■ **Supplied material**
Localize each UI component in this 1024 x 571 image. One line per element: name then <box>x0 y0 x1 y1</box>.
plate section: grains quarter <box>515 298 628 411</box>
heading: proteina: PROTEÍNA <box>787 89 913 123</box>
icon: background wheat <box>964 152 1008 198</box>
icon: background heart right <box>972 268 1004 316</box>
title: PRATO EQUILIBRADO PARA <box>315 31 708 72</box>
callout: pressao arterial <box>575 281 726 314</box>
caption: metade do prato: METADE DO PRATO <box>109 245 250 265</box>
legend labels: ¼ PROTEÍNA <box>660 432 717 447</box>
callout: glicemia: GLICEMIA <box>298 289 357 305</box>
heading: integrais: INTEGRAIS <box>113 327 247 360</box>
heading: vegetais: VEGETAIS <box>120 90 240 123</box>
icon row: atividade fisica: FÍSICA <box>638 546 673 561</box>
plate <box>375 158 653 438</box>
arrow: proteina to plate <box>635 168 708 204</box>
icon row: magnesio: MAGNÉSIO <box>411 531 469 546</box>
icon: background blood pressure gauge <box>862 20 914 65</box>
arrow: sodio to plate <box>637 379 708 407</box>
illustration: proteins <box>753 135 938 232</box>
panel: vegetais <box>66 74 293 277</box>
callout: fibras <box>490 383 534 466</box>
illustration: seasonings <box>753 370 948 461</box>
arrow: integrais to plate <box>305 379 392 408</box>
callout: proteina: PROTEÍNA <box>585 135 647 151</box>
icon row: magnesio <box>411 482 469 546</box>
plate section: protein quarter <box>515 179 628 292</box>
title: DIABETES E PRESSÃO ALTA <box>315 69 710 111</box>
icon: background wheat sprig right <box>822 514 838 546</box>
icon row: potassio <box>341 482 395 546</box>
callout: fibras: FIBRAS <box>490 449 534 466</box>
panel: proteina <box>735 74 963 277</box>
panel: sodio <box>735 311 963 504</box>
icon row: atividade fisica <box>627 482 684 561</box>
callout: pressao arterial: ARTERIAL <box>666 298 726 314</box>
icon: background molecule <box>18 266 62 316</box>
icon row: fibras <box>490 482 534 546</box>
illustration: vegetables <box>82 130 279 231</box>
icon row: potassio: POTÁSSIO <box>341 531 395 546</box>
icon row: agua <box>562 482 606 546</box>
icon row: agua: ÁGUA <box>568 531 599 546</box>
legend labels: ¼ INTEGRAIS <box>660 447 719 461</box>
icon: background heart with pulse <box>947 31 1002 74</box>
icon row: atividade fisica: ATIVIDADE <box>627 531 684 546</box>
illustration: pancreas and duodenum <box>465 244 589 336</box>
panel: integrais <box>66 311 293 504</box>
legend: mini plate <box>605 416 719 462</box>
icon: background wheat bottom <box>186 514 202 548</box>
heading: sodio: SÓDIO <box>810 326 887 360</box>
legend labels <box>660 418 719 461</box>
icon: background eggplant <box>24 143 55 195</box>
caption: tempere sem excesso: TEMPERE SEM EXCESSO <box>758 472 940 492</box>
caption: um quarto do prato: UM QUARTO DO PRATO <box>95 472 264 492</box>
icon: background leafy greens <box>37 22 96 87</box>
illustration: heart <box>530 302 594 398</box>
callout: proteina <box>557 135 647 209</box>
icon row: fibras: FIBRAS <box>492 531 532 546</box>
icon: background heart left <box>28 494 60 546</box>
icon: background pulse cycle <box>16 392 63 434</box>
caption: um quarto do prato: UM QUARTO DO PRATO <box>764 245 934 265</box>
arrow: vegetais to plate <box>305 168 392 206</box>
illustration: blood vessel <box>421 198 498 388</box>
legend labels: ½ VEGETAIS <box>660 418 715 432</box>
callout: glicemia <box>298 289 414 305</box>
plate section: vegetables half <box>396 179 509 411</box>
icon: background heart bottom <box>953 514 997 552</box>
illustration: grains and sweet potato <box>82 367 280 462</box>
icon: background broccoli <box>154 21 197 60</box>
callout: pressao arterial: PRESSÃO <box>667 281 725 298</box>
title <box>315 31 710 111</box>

■ **Directions for this task**
Search the entries above for the word "right" and copy each line where it appears.

■ **Result of the task**
icon: background heart right <box>972 268 1004 316</box>
icon: background wheat sprig right <box>822 514 838 546</box>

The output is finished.